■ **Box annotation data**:
- - -

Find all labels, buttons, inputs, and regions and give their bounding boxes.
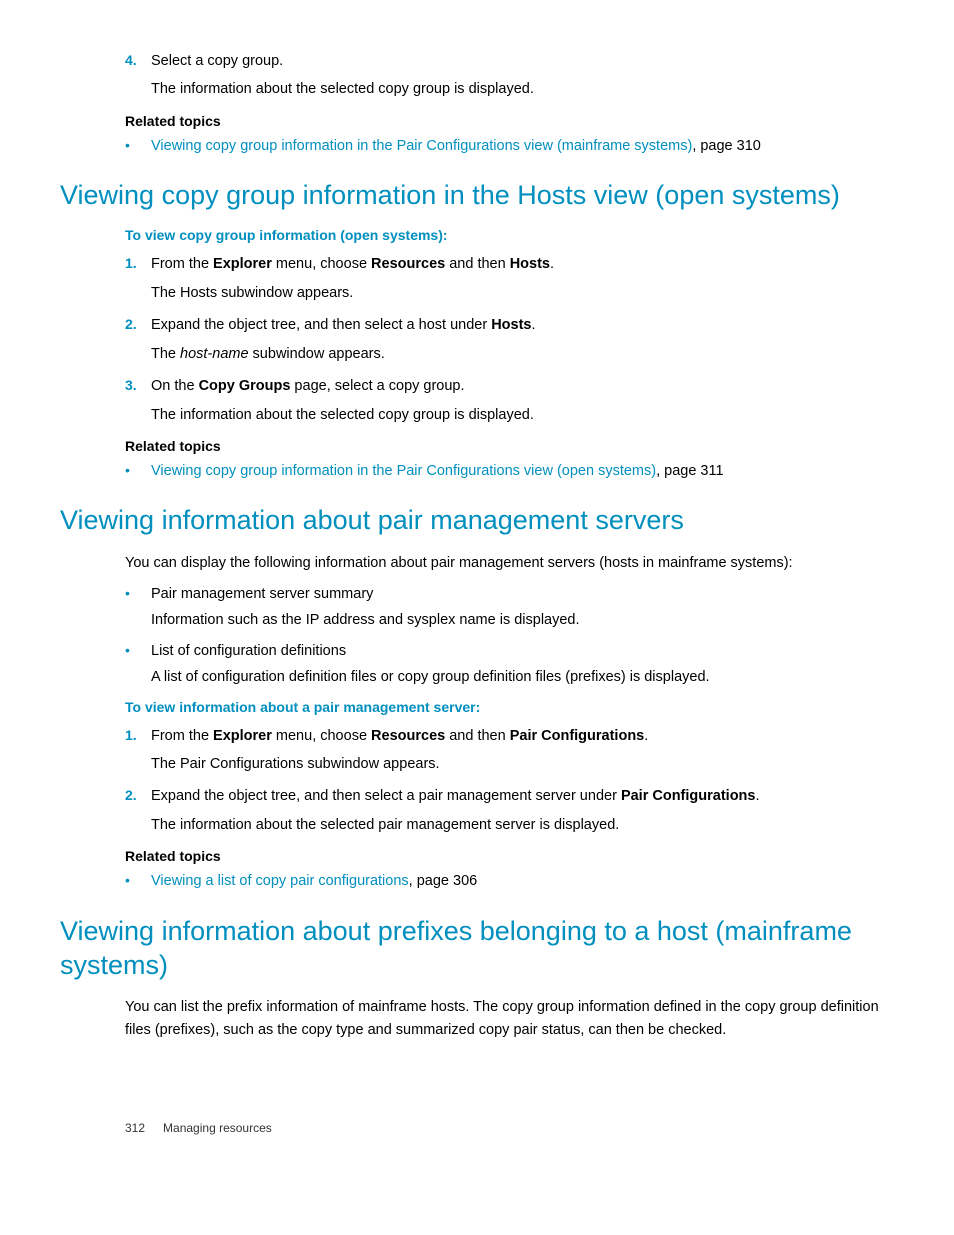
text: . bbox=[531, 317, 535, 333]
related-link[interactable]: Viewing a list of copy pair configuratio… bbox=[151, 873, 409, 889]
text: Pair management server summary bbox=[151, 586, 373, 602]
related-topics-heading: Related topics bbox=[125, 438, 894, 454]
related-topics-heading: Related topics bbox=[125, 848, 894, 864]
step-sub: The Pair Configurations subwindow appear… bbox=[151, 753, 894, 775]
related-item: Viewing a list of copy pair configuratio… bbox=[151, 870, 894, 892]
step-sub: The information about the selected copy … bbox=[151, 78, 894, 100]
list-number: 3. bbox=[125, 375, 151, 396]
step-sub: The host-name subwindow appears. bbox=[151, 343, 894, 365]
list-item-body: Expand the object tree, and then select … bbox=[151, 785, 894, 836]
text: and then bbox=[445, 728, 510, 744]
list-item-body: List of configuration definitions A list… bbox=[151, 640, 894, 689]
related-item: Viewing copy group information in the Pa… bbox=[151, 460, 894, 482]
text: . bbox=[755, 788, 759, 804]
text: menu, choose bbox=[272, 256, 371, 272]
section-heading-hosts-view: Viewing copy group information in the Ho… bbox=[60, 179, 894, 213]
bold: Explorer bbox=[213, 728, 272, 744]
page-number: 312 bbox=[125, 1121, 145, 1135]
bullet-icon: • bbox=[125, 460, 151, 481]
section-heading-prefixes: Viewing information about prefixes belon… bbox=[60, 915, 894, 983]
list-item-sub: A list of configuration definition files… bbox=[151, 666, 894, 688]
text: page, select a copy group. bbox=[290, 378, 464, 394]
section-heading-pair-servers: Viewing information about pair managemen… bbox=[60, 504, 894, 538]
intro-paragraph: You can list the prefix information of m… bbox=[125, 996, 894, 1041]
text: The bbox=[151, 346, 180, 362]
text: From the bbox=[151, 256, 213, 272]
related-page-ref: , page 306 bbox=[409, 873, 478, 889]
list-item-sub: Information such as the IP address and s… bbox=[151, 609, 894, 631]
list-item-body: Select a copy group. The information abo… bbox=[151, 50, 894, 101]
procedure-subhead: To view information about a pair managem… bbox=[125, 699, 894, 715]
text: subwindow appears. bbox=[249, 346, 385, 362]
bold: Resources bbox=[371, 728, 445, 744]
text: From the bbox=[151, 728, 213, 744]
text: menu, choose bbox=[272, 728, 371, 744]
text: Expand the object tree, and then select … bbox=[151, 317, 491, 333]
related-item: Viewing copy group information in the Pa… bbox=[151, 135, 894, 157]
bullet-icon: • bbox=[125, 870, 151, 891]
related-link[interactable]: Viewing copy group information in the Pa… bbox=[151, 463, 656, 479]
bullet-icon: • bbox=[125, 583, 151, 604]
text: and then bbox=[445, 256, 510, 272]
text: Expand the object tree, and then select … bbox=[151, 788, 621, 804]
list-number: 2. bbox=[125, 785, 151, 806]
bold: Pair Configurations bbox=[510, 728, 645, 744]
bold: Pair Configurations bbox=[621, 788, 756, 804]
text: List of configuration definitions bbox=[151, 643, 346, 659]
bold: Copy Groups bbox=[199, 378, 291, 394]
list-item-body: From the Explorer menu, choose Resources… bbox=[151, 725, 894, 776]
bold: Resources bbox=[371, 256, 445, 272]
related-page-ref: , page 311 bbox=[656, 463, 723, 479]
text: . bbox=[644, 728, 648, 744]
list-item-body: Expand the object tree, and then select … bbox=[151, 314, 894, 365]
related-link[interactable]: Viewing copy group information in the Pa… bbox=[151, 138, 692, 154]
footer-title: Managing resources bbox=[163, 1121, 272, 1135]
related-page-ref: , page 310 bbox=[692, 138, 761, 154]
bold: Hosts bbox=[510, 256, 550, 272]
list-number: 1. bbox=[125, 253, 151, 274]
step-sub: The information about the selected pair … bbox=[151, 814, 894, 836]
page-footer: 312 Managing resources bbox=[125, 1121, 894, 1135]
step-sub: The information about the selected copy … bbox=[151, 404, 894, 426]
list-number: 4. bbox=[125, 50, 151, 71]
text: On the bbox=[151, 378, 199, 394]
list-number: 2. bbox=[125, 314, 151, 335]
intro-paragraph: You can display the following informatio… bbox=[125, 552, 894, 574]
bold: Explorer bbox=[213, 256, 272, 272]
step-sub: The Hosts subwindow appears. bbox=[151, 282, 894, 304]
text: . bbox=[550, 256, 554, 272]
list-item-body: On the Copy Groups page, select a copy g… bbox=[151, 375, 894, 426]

- - -

■ **What the task asks**:
In the lines from the line with "text: . bbox=[531, 317, 535, 333]" to the line with "related-page-ref: , page 306", rename "Related topics" to "See also" and output only those lines, leaving everything else untouched.

■ **Problem solution**:
text: . bbox=[531, 317, 535, 333]
related-link[interactable]: Viewing a list of copy pair configuratio… bbox=[151, 873, 409, 889]
text: Pair management server summary bbox=[151, 586, 373, 602]
related-topics-heading: See also bbox=[125, 438, 894, 454]
related-topics-heading: See also bbox=[125, 848, 894, 864]
step-sub: The Pair Configurations subwindow appear… bbox=[151, 753, 894, 775]
related-item: Viewing a list of copy pair configuratio… bbox=[151, 870, 894, 892]
step-sub: The information about the selected copy … bbox=[151, 78, 894, 100]
list-number: 3. bbox=[125, 375, 151, 396]
step-sub: The host-name subwindow appears. bbox=[151, 343, 894, 365]
list-item-body: Expand the object tree, and then select … bbox=[151, 785, 894, 836]
text: and then bbox=[445, 728, 510, 744]
list-item-body: List of configuration definitions A list… bbox=[151, 640, 894, 689]
related-item: Viewing copy group information in the Pa… bbox=[151, 460, 894, 482]
text: . bbox=[755, 788, 759, 804]
text: menu, choose bbox=[272, 256, 371, 272]
section-heading-hosts-view: Viewing copy group information in the Ho… bbox=[60, 179, 894, 213]
bold: Explorer bbox=[213, 728, 272, 744]
page-number: 312 bbox=[125, 1121, 145, 1135]
bullet-icon: • bbox=[125, 460, 151, 481]
section-heading-prefixes: Viewing information about prefixes belon… bbox=[60, 915, 894, 983]
list-item-sub: A list of configuration definition files… bbox=[151, 666, 894, 688]
text: page, select a copy group. bbox=[290, 378, 464, 394]
section-heading-pair-servers: Viewing information about pair managemen… bbox=[60, 504, 894, 538]
intro-paragraph: You can list the prefix information of m… bbox=[125, 996, 894, 1041]
text: The bbox=[151, 346, 180, 362]
text: From the bbox=[151, 256, 213, 272]
related-page-ref: , page 306 bbox=[409, 873, 478, 889]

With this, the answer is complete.